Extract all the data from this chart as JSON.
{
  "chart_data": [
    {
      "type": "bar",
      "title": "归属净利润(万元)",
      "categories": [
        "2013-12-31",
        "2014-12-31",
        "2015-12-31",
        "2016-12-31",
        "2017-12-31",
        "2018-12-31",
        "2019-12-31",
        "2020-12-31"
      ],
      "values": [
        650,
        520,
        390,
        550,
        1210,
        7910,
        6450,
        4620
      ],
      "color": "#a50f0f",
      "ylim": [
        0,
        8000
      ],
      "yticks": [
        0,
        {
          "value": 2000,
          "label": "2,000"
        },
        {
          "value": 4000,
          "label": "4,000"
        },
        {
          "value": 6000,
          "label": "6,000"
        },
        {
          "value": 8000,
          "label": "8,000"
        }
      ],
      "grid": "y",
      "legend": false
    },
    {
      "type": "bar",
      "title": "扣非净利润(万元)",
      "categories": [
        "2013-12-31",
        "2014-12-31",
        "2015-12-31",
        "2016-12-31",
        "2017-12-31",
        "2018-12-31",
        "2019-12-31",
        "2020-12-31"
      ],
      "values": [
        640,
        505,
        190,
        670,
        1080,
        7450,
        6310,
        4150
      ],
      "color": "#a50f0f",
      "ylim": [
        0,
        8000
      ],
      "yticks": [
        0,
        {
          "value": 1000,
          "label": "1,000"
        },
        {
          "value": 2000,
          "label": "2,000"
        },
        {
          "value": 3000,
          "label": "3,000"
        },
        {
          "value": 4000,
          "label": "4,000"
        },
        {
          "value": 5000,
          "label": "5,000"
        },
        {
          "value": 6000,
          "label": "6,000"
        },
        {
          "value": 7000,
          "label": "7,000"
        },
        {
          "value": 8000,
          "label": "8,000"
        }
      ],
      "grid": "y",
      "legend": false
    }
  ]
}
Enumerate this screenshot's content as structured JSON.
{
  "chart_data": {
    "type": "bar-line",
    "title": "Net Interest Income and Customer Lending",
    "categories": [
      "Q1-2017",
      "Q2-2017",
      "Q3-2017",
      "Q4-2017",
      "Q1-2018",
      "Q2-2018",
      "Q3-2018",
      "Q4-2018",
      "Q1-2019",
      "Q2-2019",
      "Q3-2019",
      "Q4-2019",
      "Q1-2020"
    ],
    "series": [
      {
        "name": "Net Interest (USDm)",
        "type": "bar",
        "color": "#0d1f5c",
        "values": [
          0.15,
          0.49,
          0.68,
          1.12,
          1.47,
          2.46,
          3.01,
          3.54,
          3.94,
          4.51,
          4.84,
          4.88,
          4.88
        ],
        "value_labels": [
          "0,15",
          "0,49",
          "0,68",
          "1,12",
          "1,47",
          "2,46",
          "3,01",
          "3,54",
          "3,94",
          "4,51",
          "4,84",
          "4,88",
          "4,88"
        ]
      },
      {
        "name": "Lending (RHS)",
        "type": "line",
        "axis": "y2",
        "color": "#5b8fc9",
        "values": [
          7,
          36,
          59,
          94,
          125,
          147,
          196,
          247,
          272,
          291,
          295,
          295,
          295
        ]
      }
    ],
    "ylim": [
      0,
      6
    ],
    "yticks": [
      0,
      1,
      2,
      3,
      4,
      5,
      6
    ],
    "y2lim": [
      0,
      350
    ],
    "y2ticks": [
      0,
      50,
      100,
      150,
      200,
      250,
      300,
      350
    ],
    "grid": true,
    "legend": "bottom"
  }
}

^^^^

- [TASK BRIEF] Report the number of lines holding the string "Interest", without any other words.

- [RESULT OF THE EXERCISE] 2